┌──

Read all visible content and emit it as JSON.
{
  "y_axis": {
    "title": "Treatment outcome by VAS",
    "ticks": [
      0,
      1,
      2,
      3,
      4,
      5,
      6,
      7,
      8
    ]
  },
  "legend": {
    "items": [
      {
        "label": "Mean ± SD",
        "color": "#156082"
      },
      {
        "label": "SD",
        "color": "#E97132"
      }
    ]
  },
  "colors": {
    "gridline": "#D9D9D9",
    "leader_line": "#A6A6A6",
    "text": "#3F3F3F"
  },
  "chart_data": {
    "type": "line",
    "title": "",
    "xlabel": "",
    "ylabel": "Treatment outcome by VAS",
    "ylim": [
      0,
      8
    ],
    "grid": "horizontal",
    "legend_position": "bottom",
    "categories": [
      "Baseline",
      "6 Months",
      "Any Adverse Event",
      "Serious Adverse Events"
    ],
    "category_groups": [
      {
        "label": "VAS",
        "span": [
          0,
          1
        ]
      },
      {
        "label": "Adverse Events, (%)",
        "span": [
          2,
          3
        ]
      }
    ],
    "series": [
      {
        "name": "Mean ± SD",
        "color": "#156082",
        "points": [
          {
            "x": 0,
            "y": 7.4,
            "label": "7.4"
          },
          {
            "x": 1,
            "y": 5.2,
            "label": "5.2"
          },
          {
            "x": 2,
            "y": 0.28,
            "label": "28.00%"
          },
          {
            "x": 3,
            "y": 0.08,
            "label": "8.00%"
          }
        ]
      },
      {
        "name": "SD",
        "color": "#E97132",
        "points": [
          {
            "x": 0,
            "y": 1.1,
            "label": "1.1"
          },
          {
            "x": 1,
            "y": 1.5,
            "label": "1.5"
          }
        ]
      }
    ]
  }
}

└──

Output the records verbatim, from the first line to the last.

Read all visible content and emit it as JSON.
{
  "y_axis": {
    "title": "Treatment outcome by VAS",
    "ticks": [
      0,
      1,
      2,
      3,
      4,
      5,
      6,
      7,
      8
    ]
  },
  "legend": {
    "items": [
      {
        "label": "Mean ± SD",
        "color": "#156082"
      },
      {
        "label": "SD",
        "color": "#E97132"
      }
    ]
  },
  "colors": {
    "gridline": "#D9D9D9",
    "leader_line": "#A6A6A6",
    "text": "#3F3F3F"
  },
  "chart_data": {
    "type": "line",
    "title": "",
    "xlabel": "",
    "ylabel": "Treatment outcome by VAS",
    "ylim": [
      0,
      8
    ],
    "grid": "horizontal",
    "legend_position": "bottom",
    "categories": [
      "Baseline",
      "6 Months",
      "Any Adverse Event",
      "Serious Adverse Events"
    ],
    "category_groups": [
      {
        "label": "VAS",
        "span": [
          0,
          1
        ]
      },
      {
        "label": "Adverse Events, (%)",
        "span": [
          2,
          3
        ]
      }
    ],
    "series": [
      {
        "name": "Mean ± SD",
        "color": "#156082",
        "points": [
          {
            "x": 0,
            "y": 7.4,
            "label": "7.4"
          },
          {
            "x": 1,
            "y": 5.2,
            "label": "5.2"
          },
          {
            "x": 2,
            "y": 0.28,
            "label": "28.00%"
          },
          {
            "x": 3,
            "y": 0.08,
            "label": "8.00%"
          }
        ]
      },
      {
        "name": "SD",
        "color": "#E97132",
        "points": [
          {
            "x": 0,
            "y": 1.1,
            "label": "1.1"
          },
          {
            "x": 1,
            "y": 1.5,
            "label": "1.5"
          }
        ]
      }
    ]
  }
}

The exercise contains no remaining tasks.